# Text extract
● ● ● ●

In “From Uneven to Combined Development”, Neil Davidson, author of the award winning Discovering the Scottish Revolution 1692 – 1746 and member of the IST, looks at concepts of unevenness in early Enlightenment philosophy and the work of Marx. Davidson attempts to construct an argument that sees Marx making similar colonialist mistakes to early Enlightenment thought, particularly insofar as he argued that British colonisation of India was progressive in that it brought with it a superior mode of production (Davidson 2006a: 10-26). Davidson’s argument is disingenuous, as in a number of writings Marx commented on the oppressive character of colonial expansion (Cooper 2007a). Nevertheless, Marx recognised how capitalism was developing and transforming mankind’s productive forces on a world scale in a manner not seen in the whole history of humanity – indeed, there was a dramatic surge in technological and industrial progress throughout the 19th century (ibid).

This incorrect analysis of Marx, which downplays the contribution Marx made to the theory of uneven and combined development, leads to Davidson detaching the notion of combined development from the operation of the capitalist world market (Davidson: 22-23). Thus, he argues, combined development refers exclusively to the relationship between pre-capitalist and capitalist structures within a nation state (ibid: 23). This leads him to argue that in states, such as early 20th century Russia, the “archaic and the modern had melded and fused in all aspects of the social formations” (ibid: 22). In effect, this is a view of the relationship between the archaic and the modern, which sees them as mutually re-enforcing as opposed to recognising that the capitalist system, in all its universality and global patterns of integration, was the dominant component in the interchange, which both integrated and subordinated pre-capitalist elements into the global economy.

It is the systematic subordination and integration, i.e. unevenness, that Trotsky integrated into Marxist theory with his analysis. In doing so, he corrected the prevalent but one-sided interpretation of Marx which argued that capitalism was simply a universal system of linear social relations, i.e. simply combined, and was therefore able to show how it was the very universality of capitalism which led to it systematically reproducing uneven and combined development.

The essay by Sam Ashman, who is also a member of the IST, has a lot to contribute to such a framework. He looks at how Marx’s analysis of the world market in Capital, although it did not contain a fully developed theory of uneven development, did make a series of assumptions about the operation of unevenness (Ashman: p88-92). In particular, he argues that competition between different units of capital, with varying degrees of technological development and productivity, but whose behaviour is structured by the pressures of market competition, necessarily creates trends to equalisation and differentiation within the accumulation process (Ashman: p90 -91). In this sense, Ashman is able to establish the operation of uneven and combined development as existing at the level of the lawful abstraction of capitalist laws and tendencies within Marx’s Capital.

● ● ● ●

# What needs to be done
Please write out everything in the passage on uneven and combined development from "The essay by" down to "within Marx’s Capital.". The listing that follows comes from a separate source.

# Raw data
● ● ● ●

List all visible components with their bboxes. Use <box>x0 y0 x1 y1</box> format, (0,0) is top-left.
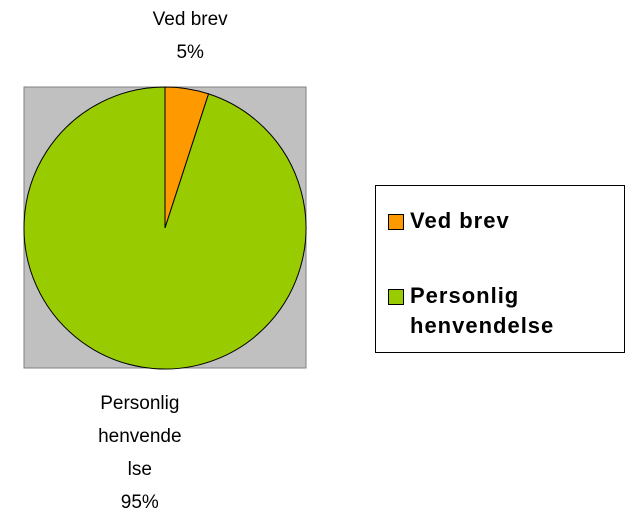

● ● ● ●

# Result below
The essay by Sam Ashman, who is also a member of the IST, has a lot to contribute to such a framework. He looks at how Marx’s analysis of the world market in Capital, although it did not contain a fully developed theory of uneven development, did make a series of assumptions about the operation of unevenness (Ashman: p88-92). In particular, he argues that competition between different units of capital, with varying degrees of technological development and productivity, but whose behaviour is structured by the pressures of market competition, necessarily creates trends to equalisation and differentiation within the accumulation process (Ashman: p90 -91). In this sense, Ashman is able to establish the operation of uneven and combined development as existing at the level of the lawful abstraction of capitalist laws and tendencies within Marx’s Capital.